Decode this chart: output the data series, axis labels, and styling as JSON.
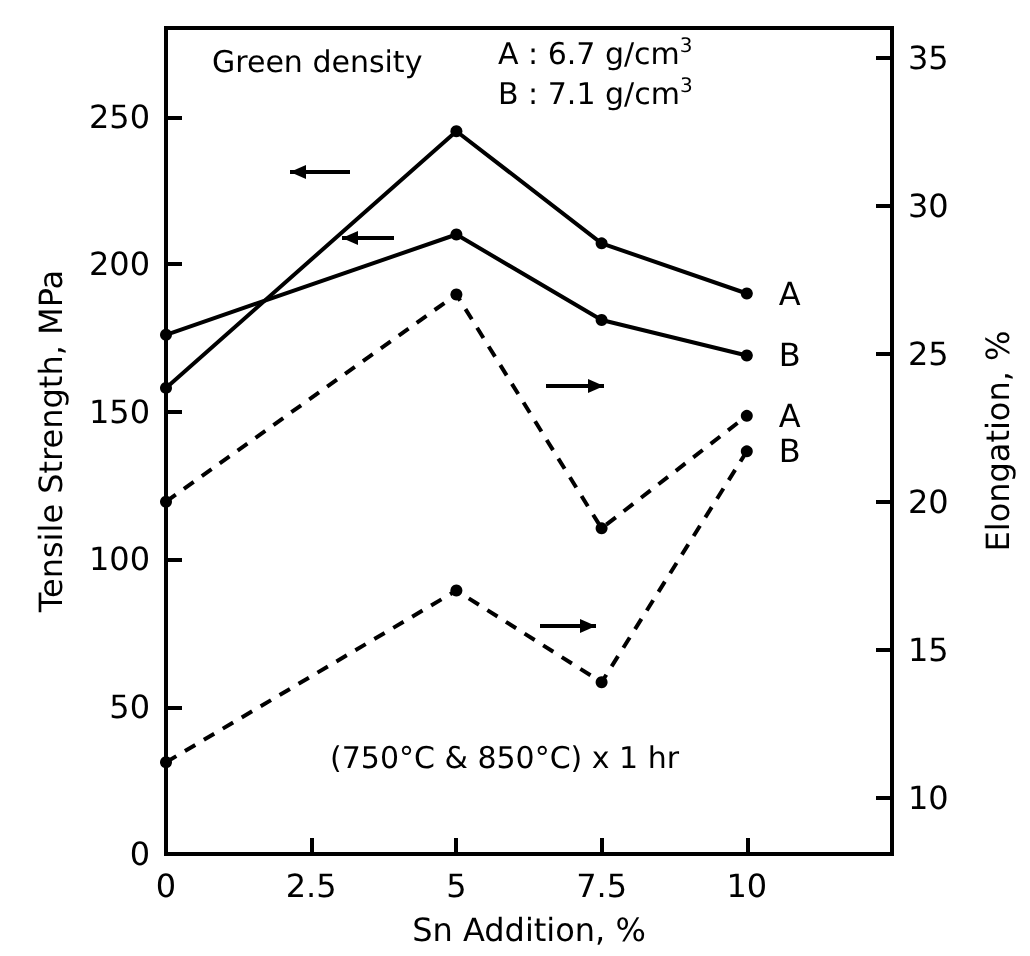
{
  "chart_data": {
    "type": "line",
    "xlabel": "Sn Addition, %",
    "ylabel": "Tensile Strength, MPa",
    "y2label": "Elongation, %",
    "x": [
      0,
      5,
      7.5,
      10
    ],
    "series": [
      {
        "name": "A",
        "color": "#000000",
        "values": [
          158,
          245,
          207,
          190
        ],
        "line_style": "solid"
      },
      {
        "name": "B",
        "color": "#000000",
        "values": [
          176,
          210,
          181,
          169
        ],
        "line_style": "solid"
      },
      {
        "name": "A",
        "color": "#000000",
        "values": [
          20.0,
          27.0,
          19.1,
          22.9
        ],
        "line_style": "dashed",
        "axis": "y2"
      },
      {
        "name": "B",
        "color": "#000000",
        "values": [
          11.2,
          17.0,
          13.9,
          21.7
        ],
        "line_style": "dashed",
        "axis": "y2"
      }
    ],
    "xlim": [
      0,
      12.5
    ],
    "xticks": [
      0,
      2.5,
      5,
      7.5,
      10
    ],
    "ylim": [
      0,
      280
    ],
    "yticks": [
      0,
      50,
      100,
      150,
      200,
      250
    ],
    "y2lim": [
      8.1,
      36
    ],
    "y2ticks": [
      10,
      15,
      20,
      25,
      30,
      35
    ],
    "annotations": [
      "Green density",
      "A : 6.7 g/cm$^{3}$",
      "B : 7.1 g/cm$^{3}$",
      "(750°C & 850°C) x 1 hr"
    ],
    "marker": "circle",
    "grid": false,
    "legend": false
  }
}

Brief: Keep only the lines that hold the string "series", and copy them out.

The answer:
Decode this chart: output the data series, axis labels, and styling as JSON.
    "series": [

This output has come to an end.